--- Start of INPUT ---

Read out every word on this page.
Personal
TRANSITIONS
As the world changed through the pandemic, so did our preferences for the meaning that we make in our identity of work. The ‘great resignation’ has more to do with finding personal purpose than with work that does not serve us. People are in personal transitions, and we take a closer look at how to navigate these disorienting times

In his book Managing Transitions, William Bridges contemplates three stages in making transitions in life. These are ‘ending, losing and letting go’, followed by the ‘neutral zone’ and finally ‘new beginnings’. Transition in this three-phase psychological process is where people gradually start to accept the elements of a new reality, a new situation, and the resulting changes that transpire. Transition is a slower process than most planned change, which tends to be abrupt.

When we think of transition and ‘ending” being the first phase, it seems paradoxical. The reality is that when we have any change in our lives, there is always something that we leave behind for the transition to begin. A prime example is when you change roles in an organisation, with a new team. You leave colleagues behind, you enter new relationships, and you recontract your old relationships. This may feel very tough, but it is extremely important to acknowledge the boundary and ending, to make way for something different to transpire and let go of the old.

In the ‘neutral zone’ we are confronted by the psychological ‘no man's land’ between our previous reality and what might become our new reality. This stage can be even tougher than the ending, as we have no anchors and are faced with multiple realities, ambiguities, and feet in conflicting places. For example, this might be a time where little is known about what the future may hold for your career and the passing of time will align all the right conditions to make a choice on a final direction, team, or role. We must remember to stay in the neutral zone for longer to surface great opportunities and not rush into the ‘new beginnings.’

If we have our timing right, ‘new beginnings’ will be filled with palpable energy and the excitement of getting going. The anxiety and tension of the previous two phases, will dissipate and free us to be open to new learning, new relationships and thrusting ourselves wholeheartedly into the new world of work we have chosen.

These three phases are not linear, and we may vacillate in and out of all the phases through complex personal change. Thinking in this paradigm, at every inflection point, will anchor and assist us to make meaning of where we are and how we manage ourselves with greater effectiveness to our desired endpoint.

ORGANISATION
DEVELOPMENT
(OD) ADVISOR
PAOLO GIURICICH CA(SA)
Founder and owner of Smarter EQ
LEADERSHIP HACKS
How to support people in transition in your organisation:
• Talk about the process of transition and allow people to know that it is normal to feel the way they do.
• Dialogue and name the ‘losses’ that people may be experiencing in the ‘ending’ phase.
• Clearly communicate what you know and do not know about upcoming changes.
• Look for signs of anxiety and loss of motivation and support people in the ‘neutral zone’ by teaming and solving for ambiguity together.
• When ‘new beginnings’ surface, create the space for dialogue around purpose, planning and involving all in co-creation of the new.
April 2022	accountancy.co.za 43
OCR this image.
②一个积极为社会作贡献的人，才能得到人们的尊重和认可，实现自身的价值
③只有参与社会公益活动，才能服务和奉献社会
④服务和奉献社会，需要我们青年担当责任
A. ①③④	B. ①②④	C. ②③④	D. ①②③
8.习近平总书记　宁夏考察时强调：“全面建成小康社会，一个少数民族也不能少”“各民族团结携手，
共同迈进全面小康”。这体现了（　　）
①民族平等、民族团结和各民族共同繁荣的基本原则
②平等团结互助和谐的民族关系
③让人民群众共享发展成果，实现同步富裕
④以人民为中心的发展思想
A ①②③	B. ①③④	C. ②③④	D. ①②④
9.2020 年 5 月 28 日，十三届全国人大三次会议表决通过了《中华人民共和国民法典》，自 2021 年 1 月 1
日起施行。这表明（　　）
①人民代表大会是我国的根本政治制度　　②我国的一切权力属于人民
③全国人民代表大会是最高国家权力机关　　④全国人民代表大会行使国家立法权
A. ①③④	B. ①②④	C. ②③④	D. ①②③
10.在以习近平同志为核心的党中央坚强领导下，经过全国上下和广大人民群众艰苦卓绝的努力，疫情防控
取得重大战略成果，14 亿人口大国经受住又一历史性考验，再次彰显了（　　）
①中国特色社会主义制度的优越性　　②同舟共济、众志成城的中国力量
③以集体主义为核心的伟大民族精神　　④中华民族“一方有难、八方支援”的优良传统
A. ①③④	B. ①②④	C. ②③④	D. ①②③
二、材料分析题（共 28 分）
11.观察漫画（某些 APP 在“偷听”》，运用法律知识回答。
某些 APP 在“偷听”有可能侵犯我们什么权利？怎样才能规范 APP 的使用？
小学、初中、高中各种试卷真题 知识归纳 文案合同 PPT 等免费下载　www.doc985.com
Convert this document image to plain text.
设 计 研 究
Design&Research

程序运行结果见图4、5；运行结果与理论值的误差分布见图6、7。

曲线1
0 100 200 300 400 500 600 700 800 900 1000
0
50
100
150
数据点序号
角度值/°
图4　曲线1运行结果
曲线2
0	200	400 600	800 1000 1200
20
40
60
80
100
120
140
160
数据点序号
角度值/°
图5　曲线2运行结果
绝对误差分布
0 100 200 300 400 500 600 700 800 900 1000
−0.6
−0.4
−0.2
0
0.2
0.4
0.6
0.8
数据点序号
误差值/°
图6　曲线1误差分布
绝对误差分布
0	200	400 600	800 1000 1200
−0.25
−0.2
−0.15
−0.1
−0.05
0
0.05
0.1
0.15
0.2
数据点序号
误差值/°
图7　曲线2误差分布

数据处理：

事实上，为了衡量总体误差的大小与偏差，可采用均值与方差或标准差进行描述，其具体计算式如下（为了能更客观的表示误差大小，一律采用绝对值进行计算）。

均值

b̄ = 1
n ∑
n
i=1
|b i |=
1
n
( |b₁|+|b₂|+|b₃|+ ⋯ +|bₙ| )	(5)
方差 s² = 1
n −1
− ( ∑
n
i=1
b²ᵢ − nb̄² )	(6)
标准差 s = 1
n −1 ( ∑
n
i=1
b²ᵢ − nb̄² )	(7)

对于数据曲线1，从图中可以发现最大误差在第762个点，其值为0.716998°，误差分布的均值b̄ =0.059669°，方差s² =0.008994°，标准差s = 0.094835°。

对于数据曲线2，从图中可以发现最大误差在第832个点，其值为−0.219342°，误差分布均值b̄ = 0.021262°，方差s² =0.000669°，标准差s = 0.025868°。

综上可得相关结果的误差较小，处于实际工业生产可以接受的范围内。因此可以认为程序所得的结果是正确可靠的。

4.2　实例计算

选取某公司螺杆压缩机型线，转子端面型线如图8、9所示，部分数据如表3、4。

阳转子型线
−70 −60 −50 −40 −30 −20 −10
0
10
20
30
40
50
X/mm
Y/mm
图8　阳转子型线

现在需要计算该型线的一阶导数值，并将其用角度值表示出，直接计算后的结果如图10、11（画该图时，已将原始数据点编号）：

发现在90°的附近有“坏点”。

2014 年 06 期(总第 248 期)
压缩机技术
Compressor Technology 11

--- End of INPUT ---

» **TASK TO CARRY OUT**:
Without omitting anything, output the entries exactly.

» **RESPONSE BELOW**:
Read out every word on this page.
Personal
TRANSITIONS
As the world changed through the pandemic, so did our preferences for the meaning that we make in our identity of work. The ‘great resignation’ has more to do with finding personal purpose than with work that does not serve us. People are in personal transitions, and we take a closer look at how to navigate these disorienting times

In his book Managing Transitions, William Bridges contemplates three stages in making transitions in life. These are ‘ending, losing and letting go’, followed by the ‘neutral zone’ and finally ‘new beginnings’. Transition in this three-phase psychological process is where people gradually start to accept the elements of a new reality, a new situation, and the resulting changes that transpire. Transition is a slower process than most planned change, which tends to be abrupt.

When we think of transition and ‘ending” being the first phase, it seems paradoxical. The reality is that when we have any change in our lives, there is always something that we leave behind for the transition to begin. A prime example is when you change roles in an organisation, with a new team. You leave colleagues behind, you enter new relationships, and you recontract your old relationships. This may feel very tough, but it is extremely important to acknowledge the boundary and ending, to make way for something different to transpire and let go of the old.

In the ‘neutral zone’ we are confronted by the psychological ‘no man's land’ between our previous reality and what might become our new reality. This stage can be even tougher than the ending, as we have no anchors and are faced with multiple realities, ambiguities, and feet in conflicting places. For example, this might be a time where little is known about what the future may hold for your career and the passing of time will align all the right conditions to make a choice on a final direction, team, or role. We must remember to stay in the neutral zone for longer to surface great opportunities and not rush into the ‘new beginnings.’

If we have our timing right, ‘new beginnings’ will be filled with palpable energy and the excitement of getting going. The anxiety and tension of the previous two phases, will dissipate and free us to be open to new learning, new relationships and thrusting ourselves wholeheartedly into the new world of work we have chosen.

These three phases are not linear, and we may vacillate in and out of all the phases through complex personal change. Thinking in this paradigm, at every inflection point, will anchor and assist us to make meaning of where we are and how we manage ourselves with greater effectiveness to our desired endpoint.

ORGANISATION
DEVELOPMENT
(OD) ADVISOR
PAOLO GIURICICH CA(SA)
Founder and owner of Smarter EQ
LEADERSHIP HACKS
How to support people in transition in your organisation:
• Talk about the process of transition and allow people to know that it is normal to feel the way they do.
• Dialogue and name the ‘losses’ that people may be experiencing in the ‘ending’ phase.
• Clearly communicate what you know and do not know about upcoming changes.
• Look for signs of anxiety and loss of motivation and support people in the ‘neutral zone’ by teaming and solving for ambiguity together.
• When ‘new beginnings’ surface, create the space for dialogue around purpose, planning and involving all in co-creation of the new.
April 2022	accountancy.co.za 43
OCR this image.
②一个积极为社会作贡献的人，才能得到人们的尊重和认可，实现自身的价值
③只有参与社会公益活动，才能服务和奉献社会
④服务和奉献社会，需要我们青年担当责任
A. ①③④	B. ①②④	C. ②③④	D. ①②③
8.习近平总书记　宁夏考察时强调：“全面建成小康社会，一个少数民族也不能少”“各民族团结携手，
共同迈进全面小康”。这体现了（　　）
①民族平等、民族团结和各民族共同繁荣的基本原则
②平等团结互助和谐的民族关系
③让人民群众共享发展成果，实现同步富裕
④以人民为中心的发展思想
A ①②③	B. ①③④	C. ②③④	D. ①②④
9.2020 年 5 月 28 日，十三届全国人大三次会议表决通过了《中华人民共和国民法典》，自 2021 年 1 月 1
日起施行。这表明（　　）
①人民代表大会是我国的根本政治制度　　②我国的一切权力属于人民
③全国人民代表大会是最高国家权力机关　　④全国人民代表大会行使国家立法权
A. ①③④	B. ①②④	C. ②③④	D. ①②③
10.在以习近平同志为核心的党中央坚强领导下，经过全国上下和广大人民群众艰苦卓绝的努力，疫情防控
取得重大战略成果，14 亿人口大国经受住又一历史性考验，再次彰显了（　　）
①中国特色社会主义制度的优越性　　②同舟共济、众志成城的中国力量
③以集体主义为核心的伟大民族精神　　④中华民族“一方有难、八方支援”的优良传统
A. ①③④	B. ①②④	C. ②③④	D. ①②③
二、材料分析题（共 28 分）
11.观察漫画（某些 APP 在“偷听”》，运用法律知识回答。
某些 APP 在“偷听”有可能侵犯我们什么权利？怎样才能规范 APP 的使用？
小学、初中、高中各种试卷真题 知识归纳 文案合同 PPT 等免费下载　www.doc985.com
Convert this document image to plain text.
设 计 研 究
Design&Research

程序运行结果见图4、5；运行结果与理论值的误差分布见图6、7。

曲线1
0 100 200 300 400 500 600 700 800 900 1000
0
50
100
150
数据点序号
角度值/°
图4　曲线1运行结果
曲线2
0	200	400 600	800 1000 1200
20
40
60
80
100
120
140
160
数据点序号
角度值/°
图5　曲线2运行结果
绝对误差分布
0 100 200 300 400 500 600 700 800 900 1000
−0.6
−0.4
−0.2
0
0.2
0.4
0.6
0.8
数据点序号
误差值/°
图6　曲线1误差分布
绝对误差分布
0	200	400 600	800 1000 1200
−0.25
−0.2
−0.15
−0.1
−0.05
0
0.05
0.1
0.15
0.2
数据点序号
误差值/°
图7　曲线2误差分布

数据处理：

事实上，为了衡量总体误差的大小与偏差，可采用均值与方差或标准差进行描述，其具体计算式如下（为了能更客观的表示误差大小，一律采用绝对值进行计算）。

均值

b̄ = 1
n ∑
n
i=1
|b i |=
1
n
( |b₁|+|b₂|+|b₃|+ ⋯ +|bₙ| )	(5)
方差 s² = 1
n −1
− ( ∑
n
i=1
b²ᵢ − nb̄² )	(6)
标准差 s = 1
n −1 ( ∑
n
i=1
b²ᵢ − nb̄² )	(7)

对于数据曲线1，从图中可以发现最大误差在第762个点，其值为0.716998°，误差分布的均值b̄ =0.059669°，方差s² =0.008994°，标准差s = 0.094835°。

对于数据曲线2，从图中可以发现最大误差在第832个点，其值为−0.219342°，误差分布均值b̄ = 0.021262°，方差s² =0.000669°，标准差s = 0.025868°。

综上可得相关结果的误差较小，处于实际工业生产可以接受的范围内。因此可以认为程序所得的结果是正确可靠的。

4.2　实例计算

选取某公司螺杆压缩机型线，转子端面型线如图8、9所示，部分数据如表3、4。

阳转子型线
−70 −60 −50 −40 −30 −20 −10
0
10
20
30
40
50
X/mm
Y/mm
图8　阳转子型线

现在需要计算该型线的一阶导数值，并将其用角度值表示出，直接计算后的结果如图10、11（画该图时，已将原始数据点编号）：

发现在90°的附近有“坏点”。

2014 年 06 期(总第 248 期)
压缩机技术
Compressor Technology 11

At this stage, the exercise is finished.